Wherever a line in the data below holds "Average", copy that line.

[Rows from a dataset]
• • • •
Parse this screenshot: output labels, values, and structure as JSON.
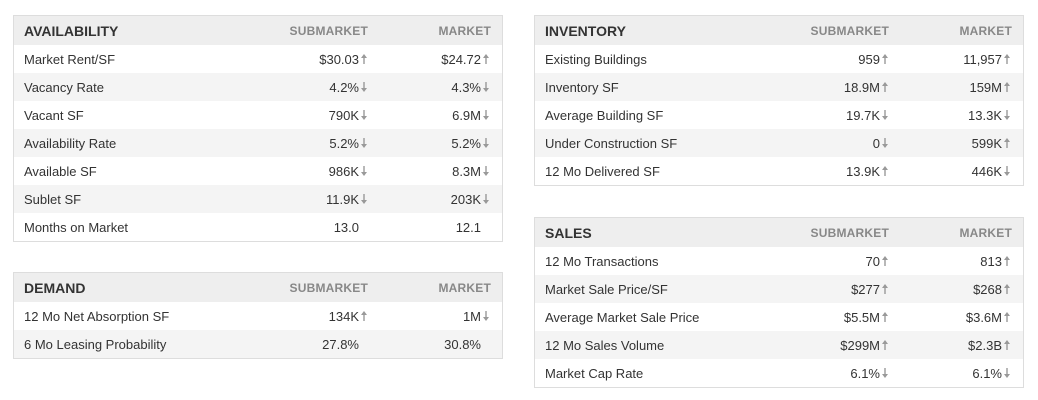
{
  "availability": {
    "title": "AVAILABILITY",
    "col1": "SUBMARKET",
    "col2": "MARKET",
    "rows": [
      {
        "label": "Market Rent/SF",
        "sub": "$30.03",
        "sub_trend": "up",
        "mkt": "$24.72",
        "mkt_trend": "up"
      },
      {
        "label": "Vacancy Rate",
        "sub": "4.2%",
        "sub_trend": "down",
        "mkt": "4.3%",
        "mkt_trend": "down"
      },
      {
        "label": "Vacant SF",
        "sub": "790K",
        "sub_trend": "down",
        "mkt": "6.9M",
        "mkt_trend": "down"
      },
      {
        "label": "Availability Rate",
        "sub": "5.2%",
        "sub_trend": "down",
        "mkt": "5.2%",
        "mkt_trend": "down"
      },
      {
        "label": "Available SF",
        "sub": "986K",
        "sub_trend": "down",
        "mkt": "8.3M",
        "mkt_trend": "down"
      },
      {
        "label": "Sublet SF",
        "sub": "11.9K",
        "sub_trend": "down",
        "mkt": "203K",
        "mkt_trend": "down"
      },
      {
        "label": "Months on Market",
        "sub": "13.0",
        "sub_trend": "",
        "mkt": "12.1",
        "mkt_trend": ""
      }
    ]
  },
  "demand": {
    "title": "DEMAND",
    "col1": "SUBMARKET",
    "col2": "MARKET",
    "rows": [
      {
        "label": "12 Mo Net Absorption SF",
        "sub": "134K",
        "sub_trend": "up",
        "mkt": "1M",
        "mkt_trend": "down"
      },
      {
        "label": "6 Mo Leasing Probability",
        "sub": "27.8%",
        "sub_trend": "",
        "mkt": "30.8%",
        "mkt_trend": ""
      }
    ]
  },
  "inventory": {
    "title": "INVENTORY",
    "col1": "SUBMARKET",
    "col2": "MARKET",
    "rows": [
      {
        "label": "Existing Buildings",
        "sub": "959",
        "sub_trend": "up",
        "mkt": "11,957",
        "mkt_trend": "up"
      },
      {
        "label": "Inventory SF",
        "sub": "18.9M",
        "sub_trend": "up",
        "mkt": "159M",
        "mkt_trend": "up"
      },
      {
        "label": "Average Building SF",
        "sub": "19.7K",
        "sub_trend": "down",
        "mkt": "13.3K",
        "mkt_trend": "down"
      },
      {
        "label": "Under Construction SF",
        "sub": "0",
        "sub_trend": "down",
        "mkt": "599K",
        "mkt_trend": "up"
      },
      {
        "label": "12 Mo Delivered SF",
        "sub": "13.9K",
        "sub_trend": "up",
        "mkt": "446K",
        "mkt_trend": "down"
      }
    ]
  },
  "sales": {
    "title": "SALES",
    "col1": "SUBMARKET",
    "col2": "MARKET",
    "rows": [
      {
        "label": "12 Mo Transactions",
        "sub": "70",
        "sub_trend": "up",
        "mkt": "813",
        "mkt_trend": "up"
      },
      {
        "label": "Market Sale Price/SF",
        "sub": "$277",
        "sub_trend": "up",
        "mkt": "$268",
        "mkt_trend": "up"
      },
      {
        "label": "Average Market Sale Price",
        "sub": "$5.5M",
        "sub_trend": "up",
        "mkt": "$3.6M",
        "mkt_trend": "up"
      },
      {
        "label": "12 Mo Sales Volume",
        "sub": "$299M",
        "sub_trend": "up",
        "mkt": "$2.3B",
        "mkt_trend": "up"
      },
      {
        "label": "Market Cap Rate",
        "sub": "6.1%",
        "sub_trend": "down",
        "mkt": "6.1%",
        "mkt_trend": "down"
      }
    ]
  },
  "colors": {
    "header_bg": "#eeeeee",
    "alt_row_bg": "#f4f4f4",
    "border": "#dddddd",
    "text": "#333333",
    "muted": "#888888",
    "arrow": "#999999"
  },
  "icons": {
    "up": "arrow-up-icon",
    "down": "arrow-down-icon"
  }
}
• • • •
_COMPLETE ANSWER_
        "label": "Average Building SF",
        "label": "Average Market Sale Price",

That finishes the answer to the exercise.